■ Task to carry out: Write the records below out in full, character for character, with no pictures.

----

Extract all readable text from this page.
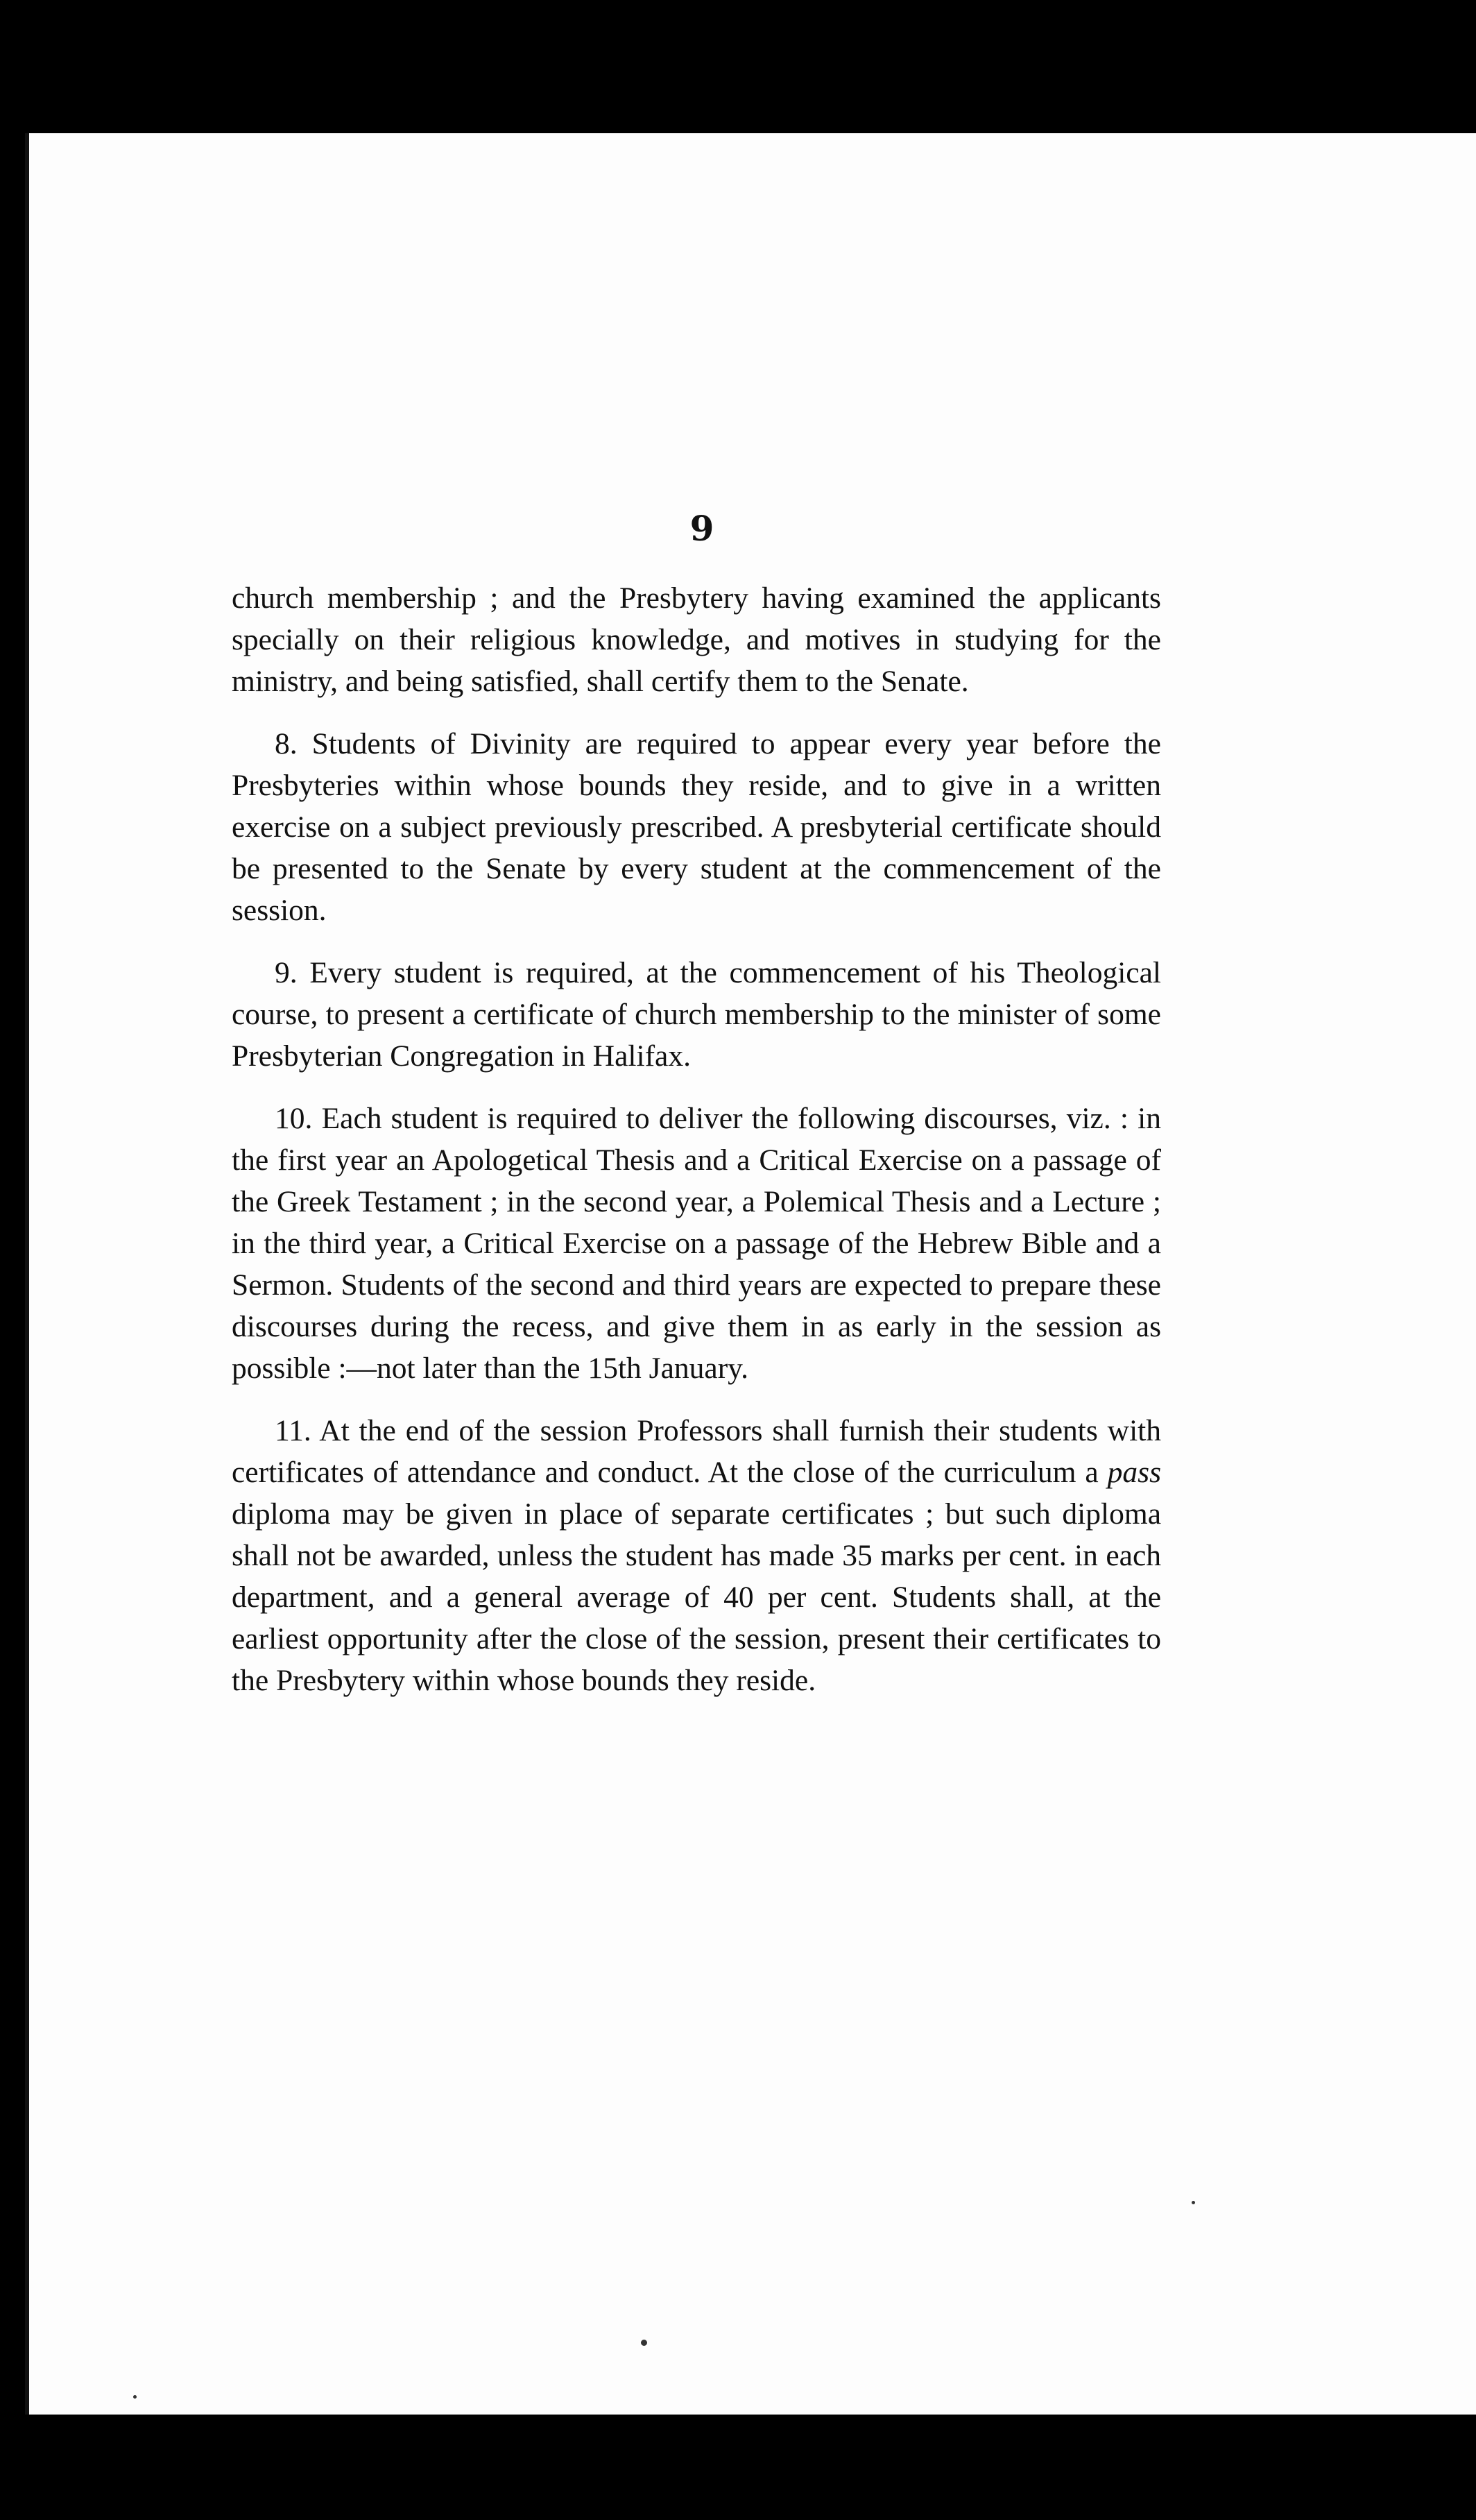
9

church membership ; and the Presbytery having examined the applicants specially on their religious knowledge, and motives in studying for the ministry, and being satisfied, shall certify them to the Senate.

8. Students of Divinity are required to appear every year before the Presbyteries within whose bounds they reside, and to give in a written exercise on a subject previously prescribed. A presbyterial certificate should be presented to the Senate by every student at the commencement of the session.

9. Every student is required, at the commencement of his Theological course, to present a certificate of church membership to the minister of some Presbyterian Congregation in Halifax.

10. Each student is required to deliver the following discourses, viz. : in the first year an Apologetical Thesis and a Critical Exercise on a passage of the Greek Testament ; in the second year, a Polemical Thesis and a Lecture ; in the third year, a Critical Exercise on a passage of the Hebrew Bible and a Sermon. Students of the second and third years are expected to prepare these discourses during the recess, and give them in as early in the session as possible :—not later than the 15th January.

11. At the end of the session Professors shall furnish their students with certificates of attendance and conduct. At the close of the curriculum a pass diploma may be given in place of separate certificates ; but such diploma shall not be awarded, unless the student has made 35 marks per cent. in each department, and a general average of 40 per cent. Students shall, at the earliest opportunity after the close of the session, present their certificates to the Presbytery within whose bounds they reside.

----

■ Correct output:
Extract all readable text from this page.
9

church membership ; and the Presbytery having examined the applicants specially on their religious knowledge, and motives in studying for the ministry, and being satisfied, shall certify them to the Senate.

8. Students of Divinity are required to appear every year before the Presbyteries within whose bounds they reside, and to give in a written exercise on a subject previously prescribed. A presbyterial certificate should be presented to the Senate by every student at the commencement of the session.

9. Every student is required, at the commencement of his Theological course, to present a certificate of church membership to the minister of some Presbyterian Congregation in Halifax.

10. Each student is required to deliver the following discourses, viz. : in the first year an Apologetical Thesis and a Critical Exercise on a passage of the Greek Testament ; in the second year, a Polemical Thesis and a Lecture ; in the third year, a Critical Exercise on a passage of the Hebrew Bible and a Sermon. Students of the second and third years are expected to prepare these discourses during the recess, and give them in as early in the session as possible :—not later than the 15th January.

11. At the end of the session Professors shall furnish their students with certificates of attendance and conduct. At the close of the curriculum a pass diploma may be given in place of separate certificates ; but such diploma shall not be awarded, unless the student has made 35 marks per cent. in each department, and a general average of 40 per cent. Students shall, at the earliest opportunity after the close of the session, present their certificates to the Presbytery within whose bounds they reside.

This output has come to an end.